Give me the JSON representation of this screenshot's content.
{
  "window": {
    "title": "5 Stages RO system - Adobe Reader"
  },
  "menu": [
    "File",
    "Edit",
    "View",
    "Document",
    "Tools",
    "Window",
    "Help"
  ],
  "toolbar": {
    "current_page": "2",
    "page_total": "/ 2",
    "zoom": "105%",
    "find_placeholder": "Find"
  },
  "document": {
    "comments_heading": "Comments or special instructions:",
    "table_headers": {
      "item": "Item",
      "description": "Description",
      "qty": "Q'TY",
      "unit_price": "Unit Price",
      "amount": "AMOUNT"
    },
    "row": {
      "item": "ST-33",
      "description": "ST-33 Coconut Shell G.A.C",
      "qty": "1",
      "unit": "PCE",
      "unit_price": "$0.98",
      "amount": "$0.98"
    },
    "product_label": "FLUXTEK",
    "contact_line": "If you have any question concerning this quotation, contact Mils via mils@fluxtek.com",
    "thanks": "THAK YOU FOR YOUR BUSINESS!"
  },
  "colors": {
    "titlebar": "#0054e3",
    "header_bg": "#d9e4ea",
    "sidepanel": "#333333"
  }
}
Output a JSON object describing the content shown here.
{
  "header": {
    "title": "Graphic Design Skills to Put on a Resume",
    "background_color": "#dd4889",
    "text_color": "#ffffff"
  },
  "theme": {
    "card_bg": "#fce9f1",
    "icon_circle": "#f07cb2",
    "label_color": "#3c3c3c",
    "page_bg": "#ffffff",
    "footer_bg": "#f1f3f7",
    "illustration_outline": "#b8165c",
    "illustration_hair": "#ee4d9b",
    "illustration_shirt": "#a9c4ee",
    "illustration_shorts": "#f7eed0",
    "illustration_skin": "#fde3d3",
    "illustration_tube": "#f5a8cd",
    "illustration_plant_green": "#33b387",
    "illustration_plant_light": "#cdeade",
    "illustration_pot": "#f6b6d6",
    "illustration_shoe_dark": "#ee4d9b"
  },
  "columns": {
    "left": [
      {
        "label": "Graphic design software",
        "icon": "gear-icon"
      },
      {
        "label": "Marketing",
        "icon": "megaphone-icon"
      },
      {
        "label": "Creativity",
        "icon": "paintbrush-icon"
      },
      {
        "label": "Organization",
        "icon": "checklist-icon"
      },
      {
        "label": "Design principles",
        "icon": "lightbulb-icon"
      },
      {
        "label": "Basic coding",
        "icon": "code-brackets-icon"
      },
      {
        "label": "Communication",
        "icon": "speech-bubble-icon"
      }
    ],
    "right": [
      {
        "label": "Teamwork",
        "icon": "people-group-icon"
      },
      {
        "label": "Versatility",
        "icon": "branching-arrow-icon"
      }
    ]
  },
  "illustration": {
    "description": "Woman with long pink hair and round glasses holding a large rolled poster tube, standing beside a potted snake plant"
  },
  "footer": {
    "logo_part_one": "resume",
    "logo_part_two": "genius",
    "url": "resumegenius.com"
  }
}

## What this task involves
Every line of the data above should be copied exactly.

## Exercise response
Give me the JSON representation of this screenshot's content.
{
  "window": {
    "title": "5 Stages RO system - Adobe Reader"
  },
  "menu": [
    "File",
    "Edit",
    "View",
    "Document",
    "Tools",
    "Window",
    "Help"
  ],
  "toolbar": {
    "current_page": "2",
    "page_total": "/ 2",
    "zoom": "105%",
    "find_placeholder": "Find"
  },
  "document": {
    "comments_heading": "Comments or special instructions:",
    "table_headers": {
      "item": "Item",
      "description": "Description",
      "qty": "Q'TY",
      "unit_price": "Unit Price",
      "amount": "AMOUNT"
    },
    "row": {
      "item": "ST-33",
      "description": "ST-33 Coconut Shell G.A.C",
      "qty": "1",
      "unit": "PCE",
      "unit_price": "$0.98",
      "amount": "$0.98"
    },
    "product_label": "FLUXTEK",
    "contact_line": "If you have any question concerning this quotation, contact Mils via mils@fluxtek.com",
    "thanks": "THAK YOU FOR YOUR BUSINESS!"
  },
  "colors": {
    "titlebar": "#0054e3",
    "header_bg": "#d9e4ea",
    "sidepanel": "#333333"
  }
}
Output a JSON object describing the content shown here.
{
  "header": {
    "title": "Graphic Design Skills to Put on a Resume",
    "background_color": "#dd4889",
    "text_color": "#ffffff"
  },
  "theme": {
    "card_bg": "#fce9f1",
    "icon_circle": "#f07cb2",
    "label_color": "#3c3c3c",
    "page_bg": "#ffffff",
    "footer_bg": "#f1f3f7",
    "illustration_outline": "#b8165c",
    "illustration_hair": "#ee4d9b",
    "illustration_shirt": "#a9c4ee",
    "illustration_shorts": "#f7eed0",
    "illustration_skin": "#fde3d3",
    "illustration_tube": "#f5a8cd",
    "illustration_plant_green": "#33b387",
    "illustration_plant_light": "#cdeade",
    "illustration_pot": "#f6b6d6",
    "illustration_shoe_dark": "#ee4d9b"
  },
  "columns": {
    "left": [
      {
        "label": "Graphic design software",
        "icon": "gear-icon"
      },
      {
        "label": "Marketing",
        "icon": "megaphone-icon"
      },
      {
        "label": "Creativity",
        "icon": "paintbrush-icon"
      },
      {
        "label": "Organization",
        "icon": "checklist-icon"
      },
      {
        "label": "Design principles",
        "icon": "lightbulb-icon"
      },
      {
        "label": "Basic coding",
        "icon": "code-brackets-icon"
      },
      {
        "label": "Communication",
        "icon": "speech-bubble-icon"
      }
    ],
    "right": [
      {
        "label": "Teamwork",
        "icon": "people-group-icon"
      },
      {
        "label": "Versatility",
        "icon": "branching-arrow-icon"
      }
    ]
  },
  "illustration": {
    "description": "Woman with long pink hair and round glasses holding a large rolled poster tube, standing beside a potted snake plant"
  },
  "footer": {
    "logo_part_one": "resume",
    "logo_part_two": "genius",
    "url": "resumegenius.com"
  }
}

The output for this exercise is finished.